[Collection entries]

▬▬▬▬▬▬▬▬▬▬

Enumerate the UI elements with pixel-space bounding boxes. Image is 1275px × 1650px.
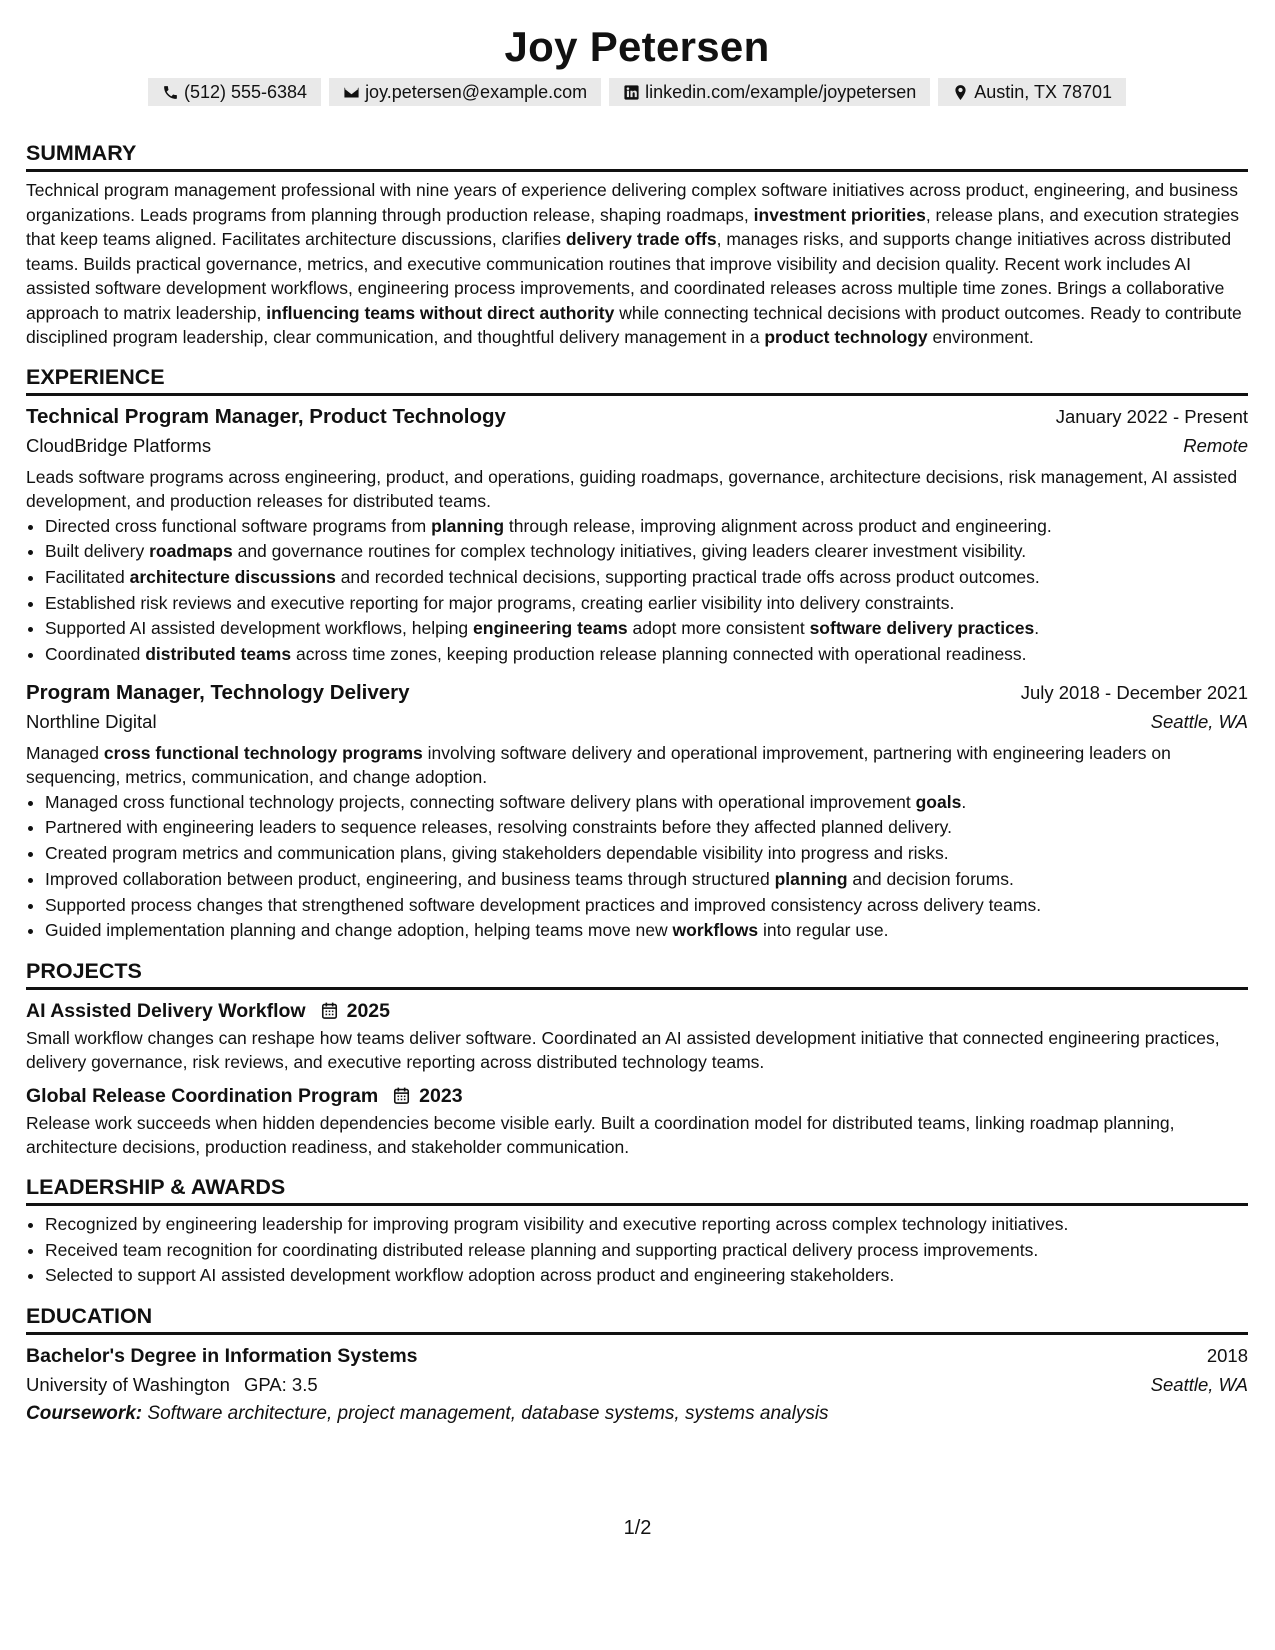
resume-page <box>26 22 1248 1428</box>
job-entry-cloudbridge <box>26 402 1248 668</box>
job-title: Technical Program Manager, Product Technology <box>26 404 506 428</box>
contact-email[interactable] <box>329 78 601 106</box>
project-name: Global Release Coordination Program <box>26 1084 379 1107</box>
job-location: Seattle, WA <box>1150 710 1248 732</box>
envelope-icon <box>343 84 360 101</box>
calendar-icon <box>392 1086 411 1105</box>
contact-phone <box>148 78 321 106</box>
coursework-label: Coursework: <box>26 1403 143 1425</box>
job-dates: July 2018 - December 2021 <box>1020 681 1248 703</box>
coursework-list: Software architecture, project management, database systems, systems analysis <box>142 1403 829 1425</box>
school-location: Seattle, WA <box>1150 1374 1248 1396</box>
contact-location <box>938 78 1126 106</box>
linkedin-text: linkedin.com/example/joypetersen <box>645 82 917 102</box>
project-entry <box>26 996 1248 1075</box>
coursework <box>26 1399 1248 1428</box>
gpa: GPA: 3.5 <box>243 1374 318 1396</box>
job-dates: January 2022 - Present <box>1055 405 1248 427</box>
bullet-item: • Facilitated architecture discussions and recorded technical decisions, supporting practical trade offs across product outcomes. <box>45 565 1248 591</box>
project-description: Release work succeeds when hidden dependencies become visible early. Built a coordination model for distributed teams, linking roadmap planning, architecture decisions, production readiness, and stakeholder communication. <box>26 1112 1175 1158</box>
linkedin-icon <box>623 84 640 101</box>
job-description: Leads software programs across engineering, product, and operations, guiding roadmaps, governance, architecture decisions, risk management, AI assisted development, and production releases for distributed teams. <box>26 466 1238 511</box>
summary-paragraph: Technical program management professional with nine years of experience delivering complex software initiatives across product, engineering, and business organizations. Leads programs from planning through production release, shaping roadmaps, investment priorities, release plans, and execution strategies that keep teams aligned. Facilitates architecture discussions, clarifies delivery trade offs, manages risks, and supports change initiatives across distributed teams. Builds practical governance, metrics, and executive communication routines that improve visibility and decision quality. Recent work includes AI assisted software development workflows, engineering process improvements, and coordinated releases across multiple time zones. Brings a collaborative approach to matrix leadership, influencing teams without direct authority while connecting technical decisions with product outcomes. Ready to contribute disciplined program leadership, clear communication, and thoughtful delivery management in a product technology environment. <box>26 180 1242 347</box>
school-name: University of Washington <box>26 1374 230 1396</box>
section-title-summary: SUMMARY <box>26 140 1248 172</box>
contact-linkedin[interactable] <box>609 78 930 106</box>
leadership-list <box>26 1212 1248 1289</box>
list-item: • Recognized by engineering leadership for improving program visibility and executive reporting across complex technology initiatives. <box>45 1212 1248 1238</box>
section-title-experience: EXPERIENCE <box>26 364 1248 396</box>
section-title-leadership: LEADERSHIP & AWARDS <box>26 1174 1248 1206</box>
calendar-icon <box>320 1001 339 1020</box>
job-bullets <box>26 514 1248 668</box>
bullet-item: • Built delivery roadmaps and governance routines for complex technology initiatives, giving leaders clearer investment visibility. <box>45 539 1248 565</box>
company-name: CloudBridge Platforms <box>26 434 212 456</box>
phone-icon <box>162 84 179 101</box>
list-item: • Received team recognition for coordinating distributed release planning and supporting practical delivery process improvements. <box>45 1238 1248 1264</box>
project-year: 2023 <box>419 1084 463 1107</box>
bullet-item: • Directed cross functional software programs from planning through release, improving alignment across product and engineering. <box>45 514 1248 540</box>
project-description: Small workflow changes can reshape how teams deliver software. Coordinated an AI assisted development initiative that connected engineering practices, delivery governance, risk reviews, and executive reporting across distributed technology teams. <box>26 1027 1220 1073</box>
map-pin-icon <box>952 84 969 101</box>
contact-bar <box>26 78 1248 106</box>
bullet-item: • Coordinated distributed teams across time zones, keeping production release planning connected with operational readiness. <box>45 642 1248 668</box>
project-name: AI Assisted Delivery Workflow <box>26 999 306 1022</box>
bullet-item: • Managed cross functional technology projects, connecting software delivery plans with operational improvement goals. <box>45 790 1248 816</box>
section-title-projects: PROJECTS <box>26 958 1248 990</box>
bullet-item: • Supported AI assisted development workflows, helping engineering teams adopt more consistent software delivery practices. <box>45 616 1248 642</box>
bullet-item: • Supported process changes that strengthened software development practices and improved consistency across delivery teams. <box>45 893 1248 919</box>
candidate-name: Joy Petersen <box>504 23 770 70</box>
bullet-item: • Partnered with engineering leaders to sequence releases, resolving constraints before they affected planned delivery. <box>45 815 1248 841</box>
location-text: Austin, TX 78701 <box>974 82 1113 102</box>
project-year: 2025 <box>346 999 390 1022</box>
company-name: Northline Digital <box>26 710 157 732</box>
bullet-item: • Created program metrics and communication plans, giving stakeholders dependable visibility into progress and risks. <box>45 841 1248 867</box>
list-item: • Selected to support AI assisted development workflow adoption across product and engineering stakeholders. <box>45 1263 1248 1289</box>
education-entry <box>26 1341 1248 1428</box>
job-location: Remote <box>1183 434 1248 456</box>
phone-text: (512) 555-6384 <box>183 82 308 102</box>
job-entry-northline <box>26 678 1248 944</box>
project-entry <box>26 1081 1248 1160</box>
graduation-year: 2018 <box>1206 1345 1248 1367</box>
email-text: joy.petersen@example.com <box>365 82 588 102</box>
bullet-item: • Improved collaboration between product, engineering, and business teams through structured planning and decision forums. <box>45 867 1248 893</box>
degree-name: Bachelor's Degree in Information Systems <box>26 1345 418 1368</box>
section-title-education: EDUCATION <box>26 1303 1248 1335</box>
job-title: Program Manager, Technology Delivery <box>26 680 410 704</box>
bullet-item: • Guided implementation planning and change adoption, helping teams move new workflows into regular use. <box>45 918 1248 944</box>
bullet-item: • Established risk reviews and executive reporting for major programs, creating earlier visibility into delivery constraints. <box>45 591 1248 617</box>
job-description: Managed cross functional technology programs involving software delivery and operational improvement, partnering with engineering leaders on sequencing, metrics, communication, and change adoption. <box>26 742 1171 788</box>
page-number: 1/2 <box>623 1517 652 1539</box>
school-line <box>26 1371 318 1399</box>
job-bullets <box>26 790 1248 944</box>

▬▬▬▬▬▬▬▬▬▬

*Aim of the task*: Please pick out every row above that contains the string "bullets", matching case exactly, and copy each one in full.

*Final result*:
job-bullets <box>26 514 1248 668</box>
job-bullets <box>26 790 1248 944</box>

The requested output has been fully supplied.